*PROBLEM TO WORK ON:* Copy out the entries below in full and exactly.

Stored records:
+++

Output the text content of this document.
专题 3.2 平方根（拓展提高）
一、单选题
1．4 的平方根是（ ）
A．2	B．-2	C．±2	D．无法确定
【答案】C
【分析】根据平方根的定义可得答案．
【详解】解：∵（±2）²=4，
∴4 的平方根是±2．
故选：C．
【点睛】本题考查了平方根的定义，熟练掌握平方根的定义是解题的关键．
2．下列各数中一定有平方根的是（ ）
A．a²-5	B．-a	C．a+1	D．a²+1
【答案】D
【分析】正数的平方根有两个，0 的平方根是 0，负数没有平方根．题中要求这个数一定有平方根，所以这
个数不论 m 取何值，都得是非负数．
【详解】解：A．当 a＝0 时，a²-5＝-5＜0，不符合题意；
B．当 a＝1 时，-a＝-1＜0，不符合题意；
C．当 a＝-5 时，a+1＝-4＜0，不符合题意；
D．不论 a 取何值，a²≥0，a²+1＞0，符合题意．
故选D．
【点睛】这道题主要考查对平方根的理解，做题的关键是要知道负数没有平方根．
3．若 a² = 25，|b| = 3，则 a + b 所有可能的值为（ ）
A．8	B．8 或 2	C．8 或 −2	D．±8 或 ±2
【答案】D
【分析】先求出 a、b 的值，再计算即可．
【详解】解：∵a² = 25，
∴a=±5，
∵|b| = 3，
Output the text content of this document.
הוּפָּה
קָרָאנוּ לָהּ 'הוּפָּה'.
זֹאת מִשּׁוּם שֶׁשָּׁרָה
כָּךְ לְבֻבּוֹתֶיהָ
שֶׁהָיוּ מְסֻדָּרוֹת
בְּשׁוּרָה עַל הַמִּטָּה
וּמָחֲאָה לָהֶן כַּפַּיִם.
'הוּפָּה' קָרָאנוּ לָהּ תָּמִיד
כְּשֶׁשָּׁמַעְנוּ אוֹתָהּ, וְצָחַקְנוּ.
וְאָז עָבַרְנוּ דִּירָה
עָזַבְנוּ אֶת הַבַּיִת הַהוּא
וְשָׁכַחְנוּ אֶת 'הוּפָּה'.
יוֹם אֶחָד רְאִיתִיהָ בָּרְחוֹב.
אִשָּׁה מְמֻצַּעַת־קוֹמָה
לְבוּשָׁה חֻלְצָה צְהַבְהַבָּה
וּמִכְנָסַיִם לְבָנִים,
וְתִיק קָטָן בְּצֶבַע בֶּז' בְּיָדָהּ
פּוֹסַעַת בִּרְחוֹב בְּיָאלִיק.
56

+++

*RESULT OF THE EXERCISE:*
Output the text content of this document.
专题 3.2 平方根（拓展提高）
一、单选题
1．4 的平方根是（ ）
A．2	B．-2	C．±2	D．无法确定
【答案】C
【分析】根据平方根的定义可得答案．
【详解】解：∵（±2）²=4，
∴4 的平方根是±2．
故选：C．
【点睛】本题考查了平方根的定义，熟练掌握平方根的定义是解题的关键．
2．下列各数中一定有平方根的是（ ）
A．a²-5	B．-a	C．a+1	D．a²+1
【答案】D
【分析】正数的平方根有两个，0 的平方根是 0，负数没有平方根．题中要求这个数一定有平方根，所以这
个数不论 m 取何值，都得是非负数．
【详解】解：A．当 a＝0 时，a²-5＝-5＜0，不符合题意；
B．当 a＝1 时，-a＝-1＜0，不符合题意；
C．当 a＝-5 时，a+1＝-4＜0，不符合题意；
D．不论 a 取何值，a²≥0，a²+1＞0，符合题意．
故选D．
【点睛】这道题主要考查对平方根的理解，做题的关键是要知道负数没有平方根．
3．若 a² = 25，|b| = 3，则 a + b 所有可能的值为（ ）
A．8	B．8 或 2	C．8 或 −2	D．±8 或 ±2
【答案】D
【分析】先求出 a、b 的值，再计算即可．
【详解】解：∵a² = 25，
∴a=±5，
∵|b| = 3，
Output the text content of this document.
הוּפָּה
קָרָאנוּ לָהּ 'הוּפָּה'.
זֹאת מִשּׁוּם שֶׁשָּׁרָה
כָּךְ לְבֻבּוֹתֶיהָ
שֶׁהָיוּ מְסֻדָּרוֹת
בְּשׁוּרָה עַל הַמִּטָּה
וּמָחֲאָה לָהֶן כַּפַּיִם.
'הוּפָּה' קָרָאנוּ לָהּ תָּמִיד
כְּשֶׁשָּׁמַעְנוּ אוֹתָהּ, וְצָחַקְנוּ.
וְאָז עָבַרְנוּ דִּירָה
עָזַבְנוּ אֶת הַבַּיִת הַהוּא
וְשָׁכַחְנוּ אֶת 'הוּפָּה'.
יוֹם אֶחָד רְאִיתִיהָ בָּרְחוֹב.
אִשָּׁה מְמֻצַּעַת־קוֹמָה
לְבוּשָׁה חֻלְצָה צְהַבְהַבָּה
וּמִכְנָסַיִם לְבָנִים,
וְתִיק קָטָן בְּצֶבַע בֶּז' בְּיָדָהּ
פּוֹסַעַת בִּרְחוֹב בְּיָאלִיק.
56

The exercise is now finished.